WHAT THE TASK REQUIRES - Extract each line of the data and write it out again exactly.

ENTRIES SUPPLIED -

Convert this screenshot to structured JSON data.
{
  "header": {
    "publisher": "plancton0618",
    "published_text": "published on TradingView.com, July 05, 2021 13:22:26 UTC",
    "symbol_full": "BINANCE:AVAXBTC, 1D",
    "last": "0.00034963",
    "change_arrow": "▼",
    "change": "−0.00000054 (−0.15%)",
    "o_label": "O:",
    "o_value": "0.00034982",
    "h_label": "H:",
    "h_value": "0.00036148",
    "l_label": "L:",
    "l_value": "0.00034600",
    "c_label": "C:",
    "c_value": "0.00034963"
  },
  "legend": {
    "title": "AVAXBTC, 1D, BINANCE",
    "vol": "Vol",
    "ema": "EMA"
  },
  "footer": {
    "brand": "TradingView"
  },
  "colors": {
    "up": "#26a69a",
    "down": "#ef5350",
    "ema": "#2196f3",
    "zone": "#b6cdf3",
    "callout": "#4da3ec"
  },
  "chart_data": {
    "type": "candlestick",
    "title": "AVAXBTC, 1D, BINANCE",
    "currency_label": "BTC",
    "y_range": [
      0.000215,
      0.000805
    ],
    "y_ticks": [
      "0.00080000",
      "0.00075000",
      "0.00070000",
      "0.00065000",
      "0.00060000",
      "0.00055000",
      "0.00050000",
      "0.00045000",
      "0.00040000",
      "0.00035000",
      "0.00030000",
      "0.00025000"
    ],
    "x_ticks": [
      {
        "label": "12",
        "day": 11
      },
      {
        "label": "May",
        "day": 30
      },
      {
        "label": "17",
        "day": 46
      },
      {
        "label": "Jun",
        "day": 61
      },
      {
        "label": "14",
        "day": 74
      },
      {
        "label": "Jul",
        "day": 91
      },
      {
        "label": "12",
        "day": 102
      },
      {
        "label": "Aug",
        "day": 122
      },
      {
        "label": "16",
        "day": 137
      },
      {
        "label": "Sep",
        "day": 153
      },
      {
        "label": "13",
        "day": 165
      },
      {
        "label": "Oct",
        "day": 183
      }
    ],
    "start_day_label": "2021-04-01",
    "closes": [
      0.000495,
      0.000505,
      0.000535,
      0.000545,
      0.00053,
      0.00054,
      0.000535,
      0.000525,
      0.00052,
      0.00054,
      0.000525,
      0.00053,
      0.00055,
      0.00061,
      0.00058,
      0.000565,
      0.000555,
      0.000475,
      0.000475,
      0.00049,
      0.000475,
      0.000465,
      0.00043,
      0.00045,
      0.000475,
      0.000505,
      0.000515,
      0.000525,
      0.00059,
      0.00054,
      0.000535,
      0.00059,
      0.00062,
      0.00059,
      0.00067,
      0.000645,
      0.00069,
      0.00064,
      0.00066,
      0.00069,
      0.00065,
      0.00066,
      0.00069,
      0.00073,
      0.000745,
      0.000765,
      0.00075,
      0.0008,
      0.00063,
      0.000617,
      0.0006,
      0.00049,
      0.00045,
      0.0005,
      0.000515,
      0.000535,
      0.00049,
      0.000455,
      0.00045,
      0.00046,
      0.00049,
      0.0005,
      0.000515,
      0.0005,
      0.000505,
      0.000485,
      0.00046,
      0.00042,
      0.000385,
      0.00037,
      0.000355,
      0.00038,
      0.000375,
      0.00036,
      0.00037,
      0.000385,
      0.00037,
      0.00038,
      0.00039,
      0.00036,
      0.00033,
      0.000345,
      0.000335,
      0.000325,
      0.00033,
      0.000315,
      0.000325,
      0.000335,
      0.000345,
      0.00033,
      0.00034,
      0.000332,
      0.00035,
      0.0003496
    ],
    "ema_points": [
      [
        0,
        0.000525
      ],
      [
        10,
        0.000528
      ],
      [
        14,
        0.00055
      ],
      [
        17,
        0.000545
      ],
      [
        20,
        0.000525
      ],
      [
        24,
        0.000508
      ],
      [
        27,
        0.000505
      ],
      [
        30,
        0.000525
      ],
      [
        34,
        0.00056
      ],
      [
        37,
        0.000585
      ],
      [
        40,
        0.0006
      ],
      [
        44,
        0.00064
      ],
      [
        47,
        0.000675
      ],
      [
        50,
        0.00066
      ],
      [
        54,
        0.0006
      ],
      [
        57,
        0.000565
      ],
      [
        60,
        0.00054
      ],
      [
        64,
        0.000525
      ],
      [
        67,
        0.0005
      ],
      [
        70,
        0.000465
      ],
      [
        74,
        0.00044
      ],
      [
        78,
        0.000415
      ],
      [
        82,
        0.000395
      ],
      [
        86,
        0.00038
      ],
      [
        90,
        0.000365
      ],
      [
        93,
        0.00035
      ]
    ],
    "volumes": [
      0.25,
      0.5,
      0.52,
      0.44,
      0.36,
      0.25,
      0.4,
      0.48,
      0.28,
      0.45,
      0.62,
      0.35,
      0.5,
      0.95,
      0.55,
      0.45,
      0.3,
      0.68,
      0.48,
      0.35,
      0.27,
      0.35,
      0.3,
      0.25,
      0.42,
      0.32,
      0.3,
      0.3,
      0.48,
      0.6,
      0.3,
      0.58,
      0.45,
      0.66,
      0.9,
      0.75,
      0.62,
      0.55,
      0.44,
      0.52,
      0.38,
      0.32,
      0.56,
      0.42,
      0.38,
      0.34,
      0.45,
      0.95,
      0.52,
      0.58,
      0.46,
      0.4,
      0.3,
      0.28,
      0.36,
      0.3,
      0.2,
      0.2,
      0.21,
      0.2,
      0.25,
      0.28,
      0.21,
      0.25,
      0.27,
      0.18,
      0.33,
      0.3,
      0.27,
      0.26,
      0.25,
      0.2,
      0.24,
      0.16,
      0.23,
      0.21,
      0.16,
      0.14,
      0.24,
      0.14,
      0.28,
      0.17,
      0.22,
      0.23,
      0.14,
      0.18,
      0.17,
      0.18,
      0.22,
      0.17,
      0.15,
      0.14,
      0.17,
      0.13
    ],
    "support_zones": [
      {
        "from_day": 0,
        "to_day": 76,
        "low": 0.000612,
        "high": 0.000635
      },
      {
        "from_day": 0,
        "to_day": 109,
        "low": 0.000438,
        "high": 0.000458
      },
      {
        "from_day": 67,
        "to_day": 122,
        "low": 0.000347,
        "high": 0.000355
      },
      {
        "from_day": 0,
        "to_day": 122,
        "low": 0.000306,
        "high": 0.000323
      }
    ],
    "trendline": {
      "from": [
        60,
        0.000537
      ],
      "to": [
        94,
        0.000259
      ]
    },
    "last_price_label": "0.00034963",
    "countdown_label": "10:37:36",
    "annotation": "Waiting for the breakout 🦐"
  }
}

ANSWER TO THE TASK -
Convert this screenshot to structured JSON data.
{
  "header": {
    "publisher": "plancton0618",
    "published_text": "published on TradingView.com, July 05, 2021 13:22:26 UTC",
    "symbol_full": "BINANCE:AVAXBTC, 1D",
    "last": "0.00034963",
    "change_arrow": "▼",
    "change": "−0.00000054 (−0.15%)",
    "o_label": "O:",
    "o_value": "0.00034982",
    "h_label": "H:",
    "h_value": "0.00036148",
    "l_label": "L:",
    "l_value": "0.00034600",
    "c_label": "C:",
    "c_value": "0.00034963"
  },
  "legend": {
    "title": "AVAXBTC, 1D, BINANCE",
    "vol": "Vol",
    "ema": "EMA"
  },
  "footer": {
    "brand": "TradingView"
  },
  "colors": {
    "up": "#26a69a",
    "down": "#ef5350",
    "ema": "#2196f3",
    "zone": "#b6cdf3",
    "callout": "#4da3ec"
  },
  "chart_data": {
    "type": "candlestick",
    "title": "AVAXBTC, 1D, BINANCE",
    "currency_label": "BTC",
    "y_range": [
      0.000215,
      0.000805
    ],
    "y_ticks": [
      "0.00080000",
      "0.00075000",
      "0.00070000",
      "0.00065000",
      "0.00060000",
      "0.00055000",
      "0.00050000",
      "0.00045000",
      "0.00040000",
      "0.00035000",
      "0.00030000",
      "0.00025000"
    ],
    "x_ticks": [
      {
        "label": "12",
        "day": 11
      },
      {
        "label": "May",
        "day": 30
      },
      {
        "label": "17",
        "day": 46
      },
      {
        "label": "Jun",
        "day": 61
      },
      {
        "label": "14",
        "day": 74
      },
      {
        "label": "Jul",
        "day": 91
      },
      {
        "label": "12",
        "day": 102
      },
      {
        "label": "Aug",
        "day": 122
      },
      {
        "label": "16",
        "day": 137
      },
      {
        "label": "Sep",
        "day": 153
      },
      {
        "label": "13",
        "day": 165
      },
      {
        "label": "Oct",
        "day": 183
      }
    ],
    "start_day_label": "2021-04-01",
    "closes": [
      0.000495,
      0.000505,
      0.000535,
      0.000545,
      0.00053,
      0.00054,
      0.000535,
      0.000525,
      0.00052,
      0.00054,
      0.000525,
      0.00053,
      0.00055,
      0.00061,
      0.00058,
      0.000565,
      0.000555,
      0.000475,
      0.000475,
      0.00049,
      0.000475,
      0.000465,
      0.00043,
      0.00045,
      0.000475,
      0.000505,
      0.000515,
      0.000525,
      0.00059,
      0.00054,
      0.000535,
      0.00059,
      0.00062,
      0.00059,
      0.00067,
      0.000645,
      0.00069,
      0.00064,
      0.00066,
      0.00069,
      0.00065,
      0.00066,
      0.00069,
      0.00073,
      0.000745,
      0.000765,
      0.00075,
      0.0008,
      0.00063,
      0.000617,
      0.0006,
      0.00049,
      0.00045,
      0.0005,
      0.000515,
      0.000535,
      0.00049,
      0.000455,
      0.00045,
      0.00046,
      0.00049,
      0.0005,
      0.000515,
      0.0005,
      0.000505,
      0.000485,
      0.00046,
      0.00042,
      0.000385,
      0.00037,
      0.000355,
      0.00038,
      0.000375,
      0.00036,
      0.00037,
      0.000385,
      0.00037,
      0.00038,
      0.00039,
      0.00036,
      0.00033,
      0.000345,
      0.000335,
      0.000325,
      0.00033,
      0.000315,
      0.000325,
      0.000335,
      0.000345,
      0.00033,
      0.00034,
      0.000332,
      0.00035,
      0.0003496
    ],
    "ema_points": [
      [
        0,
        0.000525
      ],
      [
        10,
        0.000528
      ],
      [
        14,
        0.00055
      ],
      [
        17,
        0.000545
      ],
      [
        20,
        0.000525
      ],
      [
        24,
        0.000508
      ],
      [
        27,
        0.000505
      ],
      [
        30,
        0.000525
      ],
      [
        34,
        0.00056
      ],
      [
        37,
        0.000585
      ],
      [
        40,
        0.0006
      ],
      [
        44,
        0.00064
      ],
      [
        47,
        0.000675
      ],
      [
        50,
        0.00066
      ],
      [
        54,
        0.0006
      ],
      [
        57,
        0.000565
      ],
      [
        60,
        0.00054
      ],
      [
        64,
        0.000525
      ],
      [
        67,
        0.0005
      ],
      [
        70,
        0.000465
      ],
      [
        74,
        0.00044
      ],
      [
        78,
        0.000415
      ],
      [
        82,
        0.000395
      ],
      [
        86,
        0.00038
      ],
      [
        90,
        0.000365
      ],
      [
        93,
        0.00035
      ]
    ],
    "volumes": [
      0.25,
      0.5,
      0.52,
      0.44,
      0.36,
      0.25,
      0.4,
      0.48,
      0.28,
      0.45,
      0.62,
      0.35,
      0.5,
      0.95,
      0.55,
      0.45,
      0.3,
      0.68,
      0.48,
      0.35,
      0.27,
      0.35,
      0.3,
      0.25,
      0.42,
      0.32,
      0.3,
      0.3,
      0.48,
      0.6,
      0.3,
      0.58,
      0.45,
      0.66,
      0.9,
      0.75,
      0.62,
      0.55,
      0.44,
      0.52,
      0.38,
      0.32,
      0.56,
      0.42,
      0.38,
      0.34,
      0.45,
      0.95,
      0.52,
      0.58,
      0.46,
      0.4,
      0.3,
      0.28,
      0.36,
      0.3,
      0.2,
      0.2,
      0.21,
      0.2,
      0.25,
      0.28,
      0.21,
      0.25,
      0.27,
      0.18,
      0.33,
      0.3,
      0.27,
      0.26,
      0.25,
      0.2,
      0.24,
      0.16,
      0.23,
      0.21,
      0.16,
      0.14,
      0.24,
      0.14,
      0.28,
      0.17,
      0.22,
      0.23,
      0.14,
      0.18,
      0.17,
      0.18,
      0.22,
      0.17,
      0.15,
      0.14,
      0.17,
      0.13
    ],
    "support_zones": [
      {
        "from_day": 0,
        "to_day": 76,
        "low": 0.000612,
        "high": 0.000635
      },
      {
        "from_day": 0,
        "to_day": 109,
        "low": 0.000438,
        "high": 0.000458
      },
      {
        "from_day": 67,
        "to_day": 122,
        "low": 0.000347,
        "high": 0.000355
      },
      {
        "from_day": 0,
        "to_day": 122,
        "low": 0.000306,
        "high": 0.000323
      }
    ],
    "trendline": {
      "from": [
        60,
        0.000537
      ],
      "to": [
        94,
        0.000259
      ]
    },
    "last_price_label": "0.00034963",
    "countdown_label": "10:37:36",
    "annotation": "Waiting for the breakout 🦐"
  }
}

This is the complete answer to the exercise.